_Extracts from a graphics dataset_
□ □ □ □
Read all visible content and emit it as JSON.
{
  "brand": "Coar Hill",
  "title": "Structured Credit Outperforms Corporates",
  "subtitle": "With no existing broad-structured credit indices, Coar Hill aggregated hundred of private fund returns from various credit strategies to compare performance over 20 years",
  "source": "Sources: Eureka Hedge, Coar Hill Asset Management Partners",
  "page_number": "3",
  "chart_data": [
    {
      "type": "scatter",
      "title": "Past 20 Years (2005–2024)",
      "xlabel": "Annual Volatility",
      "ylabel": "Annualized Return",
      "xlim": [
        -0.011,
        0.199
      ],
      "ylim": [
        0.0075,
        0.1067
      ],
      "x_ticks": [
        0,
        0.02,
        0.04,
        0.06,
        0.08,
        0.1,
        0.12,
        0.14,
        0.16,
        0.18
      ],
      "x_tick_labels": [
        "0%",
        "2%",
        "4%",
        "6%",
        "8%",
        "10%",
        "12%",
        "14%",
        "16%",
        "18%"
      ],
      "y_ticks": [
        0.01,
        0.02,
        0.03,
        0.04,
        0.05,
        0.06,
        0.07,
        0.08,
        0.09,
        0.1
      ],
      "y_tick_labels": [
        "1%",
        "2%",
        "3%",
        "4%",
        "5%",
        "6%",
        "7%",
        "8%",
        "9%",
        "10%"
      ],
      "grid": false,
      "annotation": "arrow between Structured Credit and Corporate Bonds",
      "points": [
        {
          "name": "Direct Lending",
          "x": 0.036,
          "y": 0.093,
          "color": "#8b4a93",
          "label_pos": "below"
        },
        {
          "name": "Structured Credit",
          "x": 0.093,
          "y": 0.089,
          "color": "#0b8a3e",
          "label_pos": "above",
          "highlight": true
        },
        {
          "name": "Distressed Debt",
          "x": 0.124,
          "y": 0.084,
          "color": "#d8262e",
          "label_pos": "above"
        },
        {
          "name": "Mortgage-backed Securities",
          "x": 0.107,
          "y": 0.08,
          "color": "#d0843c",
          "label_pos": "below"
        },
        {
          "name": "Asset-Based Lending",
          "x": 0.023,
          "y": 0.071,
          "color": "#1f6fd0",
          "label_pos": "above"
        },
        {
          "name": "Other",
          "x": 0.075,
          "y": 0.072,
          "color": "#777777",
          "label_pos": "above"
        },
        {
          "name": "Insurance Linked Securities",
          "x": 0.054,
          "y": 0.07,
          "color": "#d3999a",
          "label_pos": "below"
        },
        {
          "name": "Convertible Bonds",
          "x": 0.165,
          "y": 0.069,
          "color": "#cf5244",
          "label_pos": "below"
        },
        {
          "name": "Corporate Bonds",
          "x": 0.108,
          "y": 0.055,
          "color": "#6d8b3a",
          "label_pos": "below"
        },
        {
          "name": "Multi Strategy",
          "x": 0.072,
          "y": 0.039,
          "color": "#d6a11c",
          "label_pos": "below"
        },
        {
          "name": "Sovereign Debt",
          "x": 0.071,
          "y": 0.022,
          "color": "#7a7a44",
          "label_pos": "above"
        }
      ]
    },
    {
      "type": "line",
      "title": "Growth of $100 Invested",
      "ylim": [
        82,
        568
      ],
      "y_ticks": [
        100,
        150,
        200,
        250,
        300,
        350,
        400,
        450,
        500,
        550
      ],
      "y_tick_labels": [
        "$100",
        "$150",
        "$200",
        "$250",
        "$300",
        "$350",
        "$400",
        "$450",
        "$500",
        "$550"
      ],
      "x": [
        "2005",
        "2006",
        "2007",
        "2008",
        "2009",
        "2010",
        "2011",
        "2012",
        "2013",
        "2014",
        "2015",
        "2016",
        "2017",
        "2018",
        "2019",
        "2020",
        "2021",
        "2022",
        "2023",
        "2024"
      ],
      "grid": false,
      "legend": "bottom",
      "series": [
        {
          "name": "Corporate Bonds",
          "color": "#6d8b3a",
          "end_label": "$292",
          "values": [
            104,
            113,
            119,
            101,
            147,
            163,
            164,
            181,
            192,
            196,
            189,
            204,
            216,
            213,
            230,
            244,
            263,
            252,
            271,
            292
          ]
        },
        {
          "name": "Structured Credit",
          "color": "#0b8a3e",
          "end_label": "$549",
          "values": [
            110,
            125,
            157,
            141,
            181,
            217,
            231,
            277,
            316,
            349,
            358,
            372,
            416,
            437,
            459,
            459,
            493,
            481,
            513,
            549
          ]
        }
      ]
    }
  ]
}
□ □ □ □
_Work required_
List every line from the entries above in which "Debt" appears.

_Solution for this task_
          "name": "Distressed Debt",
          "name": "Sovereign Debt",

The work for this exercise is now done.